== Written exercise ==
Reproduce every one of the records below word for word, keeping each line as it stands.

[Stored dataset records]
☆ ☆ ☆ ☆ ☆
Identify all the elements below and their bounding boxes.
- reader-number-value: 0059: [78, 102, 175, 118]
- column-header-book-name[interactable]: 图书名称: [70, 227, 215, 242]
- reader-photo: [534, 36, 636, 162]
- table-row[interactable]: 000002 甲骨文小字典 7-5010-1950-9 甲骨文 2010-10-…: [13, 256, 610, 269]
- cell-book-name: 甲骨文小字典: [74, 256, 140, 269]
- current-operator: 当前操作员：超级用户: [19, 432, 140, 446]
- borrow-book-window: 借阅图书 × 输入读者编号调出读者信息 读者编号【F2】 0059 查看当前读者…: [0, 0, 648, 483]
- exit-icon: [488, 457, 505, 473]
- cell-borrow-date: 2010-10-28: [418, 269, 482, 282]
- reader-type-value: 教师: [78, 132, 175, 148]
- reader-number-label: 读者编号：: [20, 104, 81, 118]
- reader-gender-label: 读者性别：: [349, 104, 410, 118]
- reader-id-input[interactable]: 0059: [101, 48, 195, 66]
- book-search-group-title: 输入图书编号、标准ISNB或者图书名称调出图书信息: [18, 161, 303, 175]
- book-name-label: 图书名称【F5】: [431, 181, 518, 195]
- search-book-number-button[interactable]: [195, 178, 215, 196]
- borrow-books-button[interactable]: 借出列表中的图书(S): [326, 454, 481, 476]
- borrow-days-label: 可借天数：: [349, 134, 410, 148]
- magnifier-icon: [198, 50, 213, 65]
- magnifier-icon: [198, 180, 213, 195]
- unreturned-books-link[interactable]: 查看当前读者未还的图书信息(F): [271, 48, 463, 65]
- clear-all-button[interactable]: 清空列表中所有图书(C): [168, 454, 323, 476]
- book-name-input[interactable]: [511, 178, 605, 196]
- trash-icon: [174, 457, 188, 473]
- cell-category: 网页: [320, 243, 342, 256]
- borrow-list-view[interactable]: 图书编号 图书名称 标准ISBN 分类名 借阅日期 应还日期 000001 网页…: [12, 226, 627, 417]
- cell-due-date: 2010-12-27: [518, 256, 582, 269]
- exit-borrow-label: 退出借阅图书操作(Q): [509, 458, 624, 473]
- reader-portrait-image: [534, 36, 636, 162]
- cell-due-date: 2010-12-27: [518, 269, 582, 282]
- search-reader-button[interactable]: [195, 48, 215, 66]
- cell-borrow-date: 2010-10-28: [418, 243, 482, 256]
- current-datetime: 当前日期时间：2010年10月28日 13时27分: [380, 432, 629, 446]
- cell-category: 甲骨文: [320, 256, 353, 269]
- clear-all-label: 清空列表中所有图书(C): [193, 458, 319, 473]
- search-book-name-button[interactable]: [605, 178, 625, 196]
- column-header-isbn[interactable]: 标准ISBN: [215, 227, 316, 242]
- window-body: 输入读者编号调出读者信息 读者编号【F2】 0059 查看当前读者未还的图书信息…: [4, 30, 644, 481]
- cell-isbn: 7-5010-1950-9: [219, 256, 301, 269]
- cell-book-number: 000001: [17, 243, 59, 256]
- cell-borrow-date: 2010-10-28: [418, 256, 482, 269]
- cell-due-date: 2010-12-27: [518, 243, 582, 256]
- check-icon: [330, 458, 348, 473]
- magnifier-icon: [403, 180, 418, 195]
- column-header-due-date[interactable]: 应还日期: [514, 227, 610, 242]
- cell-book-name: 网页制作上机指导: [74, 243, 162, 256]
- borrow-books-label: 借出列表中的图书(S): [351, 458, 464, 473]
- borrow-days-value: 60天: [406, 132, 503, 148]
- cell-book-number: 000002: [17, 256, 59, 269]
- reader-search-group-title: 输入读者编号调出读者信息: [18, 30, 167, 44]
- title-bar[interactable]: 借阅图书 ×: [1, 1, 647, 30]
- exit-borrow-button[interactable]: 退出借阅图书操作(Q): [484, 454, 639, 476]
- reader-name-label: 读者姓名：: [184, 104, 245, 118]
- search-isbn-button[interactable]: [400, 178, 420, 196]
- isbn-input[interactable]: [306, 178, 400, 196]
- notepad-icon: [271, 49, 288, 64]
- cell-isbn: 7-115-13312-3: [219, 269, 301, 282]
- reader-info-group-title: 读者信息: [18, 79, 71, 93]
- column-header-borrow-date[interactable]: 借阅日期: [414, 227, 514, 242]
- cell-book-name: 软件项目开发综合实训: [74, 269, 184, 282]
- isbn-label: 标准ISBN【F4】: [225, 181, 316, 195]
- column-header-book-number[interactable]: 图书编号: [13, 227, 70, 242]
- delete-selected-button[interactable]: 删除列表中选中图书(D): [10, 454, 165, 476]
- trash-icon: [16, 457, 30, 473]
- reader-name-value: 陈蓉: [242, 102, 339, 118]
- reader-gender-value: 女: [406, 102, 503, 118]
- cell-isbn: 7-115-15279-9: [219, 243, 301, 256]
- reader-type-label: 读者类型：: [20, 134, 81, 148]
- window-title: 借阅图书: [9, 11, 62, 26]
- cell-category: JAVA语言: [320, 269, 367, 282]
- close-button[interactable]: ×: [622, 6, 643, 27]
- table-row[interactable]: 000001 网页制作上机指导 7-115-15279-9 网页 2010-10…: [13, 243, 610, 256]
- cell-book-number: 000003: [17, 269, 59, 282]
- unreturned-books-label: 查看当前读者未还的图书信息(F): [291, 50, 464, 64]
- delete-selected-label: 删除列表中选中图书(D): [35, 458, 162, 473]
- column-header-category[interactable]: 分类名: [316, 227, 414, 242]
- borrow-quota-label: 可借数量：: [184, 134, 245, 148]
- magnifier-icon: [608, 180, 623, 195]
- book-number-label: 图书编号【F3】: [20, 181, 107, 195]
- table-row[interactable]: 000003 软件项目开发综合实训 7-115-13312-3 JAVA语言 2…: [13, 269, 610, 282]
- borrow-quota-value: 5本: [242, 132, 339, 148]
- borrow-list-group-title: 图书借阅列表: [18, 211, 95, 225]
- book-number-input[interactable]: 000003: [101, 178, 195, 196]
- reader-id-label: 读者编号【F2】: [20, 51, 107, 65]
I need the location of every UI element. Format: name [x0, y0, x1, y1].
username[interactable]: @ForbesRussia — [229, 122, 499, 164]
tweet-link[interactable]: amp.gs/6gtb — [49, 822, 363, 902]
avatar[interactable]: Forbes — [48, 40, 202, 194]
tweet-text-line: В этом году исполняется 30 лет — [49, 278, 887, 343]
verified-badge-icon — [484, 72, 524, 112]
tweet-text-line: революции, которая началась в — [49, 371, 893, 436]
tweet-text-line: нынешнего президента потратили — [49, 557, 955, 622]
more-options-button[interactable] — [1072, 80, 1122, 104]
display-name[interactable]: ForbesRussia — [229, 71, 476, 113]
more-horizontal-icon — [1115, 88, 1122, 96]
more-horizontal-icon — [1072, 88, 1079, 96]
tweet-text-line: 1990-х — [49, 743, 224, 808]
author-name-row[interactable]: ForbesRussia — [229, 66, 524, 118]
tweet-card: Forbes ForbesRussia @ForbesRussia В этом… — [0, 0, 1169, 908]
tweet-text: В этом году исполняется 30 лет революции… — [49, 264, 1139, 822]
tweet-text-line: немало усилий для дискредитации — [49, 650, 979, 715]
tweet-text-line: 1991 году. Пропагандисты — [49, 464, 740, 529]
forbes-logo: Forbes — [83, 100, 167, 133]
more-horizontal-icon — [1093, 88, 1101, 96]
☆ ☆ ☆ ☆ ☆
== Written reply ==
Identify all the elements below and their bounding boxes.
- reader-number-value: 0059: [78, 102, 175, 118]
- column-header-book-name[interactable]: 图书名称: [70, 227, 215, 242]
- reader-photo: [534, 36, 636, 162]
- table-row[interactable]: 000002 甲骨文小字典 7-5010-1950-9 甲骨文 2010-10-…: [13, 256, 610, 269]
- cell-book-name: 甲骨文小字典: [74, 256, 140, 269]
- current-operator: 当前操作员：超级用户: [19, 432, 140, 446]
- borrow-book-window: 借阅图书 × 输入读者编号调出读者信息 读者编号【F2】 0059 查看当前读者…: [0, 0, 648, 483]
- exit-icon: [488, 457, 505, 473]
- cell-borrow-date: 2010-10-28: [418, 269, 482, 282]
- reader-type-value: 教师: [78, 132, 175, 148]
- reader-number-label: 读者编号：: [20, 104, 81, 118]
- reader-gender-label: 读者性别：: [349, 104, 410, 118]
- reader-id-input[interactable]: 0059: [101, 48, 195, 66]
- book-search-group-title: 输入图书编号、标准ISNB或者图书名称调出图书信息: [18, 161, 303, 175]
- book-name-label: 图书名称【F5】: [431, 181, 518, 195]
- search-book-number-button[interactable]: [195, 178, 215, 196]
- borrow-books-button[interactable]: 借出列表中的图书(S): [326, 454, 481, 476]
- borrow-days-label: 可借天数：: [349, 134, 410, 148]
- magnifier-icon: [198, 50, 213, 65]
- magnifier-icon: [198, 180, 213, 195]
- unreturned-books-link[interactable]: 查看当前读者未还的图书信息(F): [271, 48, 463, 65]
- clear-all-button[interactable]: 清空列表中所有图书(C): [168, 454, 323, 476]
- book-name-input[interactable]: [511, 178, 605, 196]
- trash-icon: [174, 457, 188, 473]
- cell-category: 网页: [320, 243, 342, 256]
- borrow-list-view[interactable]: 图书编号 图书名称 标准ISBN 分类名 借阅日期 应还日期 000001 网页…: [12, 226, 627, 417]
- cell-due-date: 2010-12-27: [518, 256, 582, 269]
- exit-borrow-label: 退出借阅图书操作(Q): [509, 458, 624, 473]
- reader-portrait-image: [534, 36, 636, 162]
- cell-due-date: 2010-12-27: [518, 269, 582, 282]
- search-reader-button[interactable]: [195, 48, 215, 66]
- cell-borrow-date: 2010-10-28: [418, 243, 482, 256]
- current-datetime: 当前日期时间：2010年10月28日 13时27分: [380, 432, 629, 446]
- cell-category: 甲骨文: [320, 256, 353, 269]
- clear-all-label: 清空列表中所有图书(C): [193, 458, 319, 473]
- search-book-name-button[interactable]: [605, 178, 625, 196]
- column-header-isbn[interactable]: 标准ISBN: [215, 227, 316, 242]
- window-body: 输入读者编号调出读者信息 读者编号【F2】 0059 查看当前读者未还的图书信息…: [4, 30, 644, 481]
- cell-isbn: 7-5010-1950-9: [219, 256, 301, 269]
- cell-book-number: 000001: [17, 243, 59, 256]
- cell-borrow-date: 2010-10-28: [418, 256, 482, 269]
- cell-due-date: 2010-12-27: [518, 243, 582, 256]
- check-icon: [330, 458, 348, 473]
- magnifier-icon: [403, 180, 418, 195]
- column-header-due-date[interactable]: 应还日期: [514, 227, 610, 242]
- cell-book-name: 网页制作上机指导: [74, 243, 162, 256]
- borrow-books-label: 借出列表中的图书(S): [351, 458, 464, 473]
- borrow-days-value: 60天: [406, 132, 503, 148]
- cell-book-number: 000002: [17, 256, 59, 269]
- reader-search-group-title: 输入读者编号调出读者信息: [18, 30, 167, 44]
- title-bar[interactable]: 借阅图书 ×: [1, 1, 647, 30]
- exit-borrow-button[interactable]: 退出借阅图书操作(Q): [484, 454, 639, 476]
- reader-name-label: 读者姓名：: [184, 104, 245, 118]
- search-isbn-button[interactable]: [400, 178, 420, 196]
- isbn-input[interactable]: [306, 178, 400, 196]
- notepad-icon: [271, 49, 288, 64]
- cell-isbn: 7-115-13312-3: [219, 269, 301, 282]
- reader-info-group-title: 读者信息: [18, 79, 71, 93]
- column-header-borrow-date[interactable]: 借阅日期: [414, 227, 514, 242]
- cell-book-name: 软件项目开发综合实训: [74, 269, 184, 282]
- isbn-label: 标准ISBN【F4】: [225, 181, 316, 195]
- column-header-book-number[interactable]: 图书编号: [13, 227, 70, 242]
- delete-selected-button[interactable]: 删除列表中选中图书(D): [10, 454, 165, 476]
- trash-icon: [16, 457, 30, 473]
- reader-name-value: 陈蓉: [242, 102, 339, 118]
- reader-gender-value: 女: [406, 102, 503, 118]
- cell-isbn: 7-115-15279-9: [219, 243, 301, 256]
- reader-type-label: 读者类型：: [20, 134, 81, 148]
- window-title: 借阅图书: [9, 11, 62, 26]
- cell-category: JAVA语言: [320, 269, 367, 282]
- close-button[interactable]: ×: [622, 6, 643, 27]
- table-row[interactable]: 000001 网页制作上机指导 7-115-15279-9 网页 2010-10…: [13, 243, 610, 256]
- cell-book-number: 000003: [17, 269, 59, 282]
- unreturned-books-label: 查看当前读者未还的图书信息(F): [291, 50, 464, 64]
- delete-selected-label: 删除列表中选中图书(D): [35, 458, 162, 473]
- column-header-category[interactable]: 分类名: [316, 227, 414, 242]
- borrow-quota-label: 可借数量：: [184, 134, 245, 148]
- magnifier-icon: [608, 180, 623, 195]
- book-number-label: 图书编号【F3】: [20, 181, 107, 195]
- table-row[interactable]: 000003 软件项目开发综合实训 7-115-13312-3 JAVA语言 2…: [13, 269, 610, 282]
- borrow-quota-value: 5本: [242, 132, 339, 148]
- borrow-list-group-title: 图书借阅列表: [18, 211, 95, 225]
- book-number-input[interactable]: 000003: [101, 178, 195, 196]
- reader-id-label: 读者编号【F2】: [20, 51, 107, 65]
I need the location of every UI element. Format: name [x0, y0, x1, y1].
username[interactable]: @ForbesRussia — [229, 122, 499, 164]
tweet-link[interactable]: amp.gs/6gtb — [49, 822, 363, 902]
avatar[interactable]: Forbes — [48, 40, 202, 194]
tweet-text-line: В этом году исполняется 30 лет — [49, 278, 887, 343]
verified-badge-icon — [484, 72, 524, 112]
tweet-text-line: революции, которая началась в — [49, 371, 893, 436]
tweet-text-line: нынешнего президента потратили — [49, 557, 955, 622]
more-options-button[interactable] — [1072, 80, 1122, 104]
display-name[interactable]: ForbesRussia — [229, 71, 476, 113]
more-horizontal-icon — [1115, 88, 1122, 96]
more-horizontal-icon — [1072, 88, 1079, 96]
tweet-text-line: 1990-х — [49, 743, 224, 808]
author-name-row[interactable]: ForbesRussia — [229, 66, 524, 118]
tweet-card: Forbes ForbesRussia @ForbesRussia В этом… — [0, 0, 1169, 908]
tweet-text: В этом году исполняется 30 лет революции… — [49, 264, 1139, 822]
tweet-text-line: немало усилий для дискредитации — [49, 650, 979, 715]
tweet-text-line: 1991 году. Пропагандисты — [49, 464, 740, 529]
forbes-logo: Forbes — [83, 100, 167, 133]
more-horizontal-icon — [1093, 88, 1101, 96]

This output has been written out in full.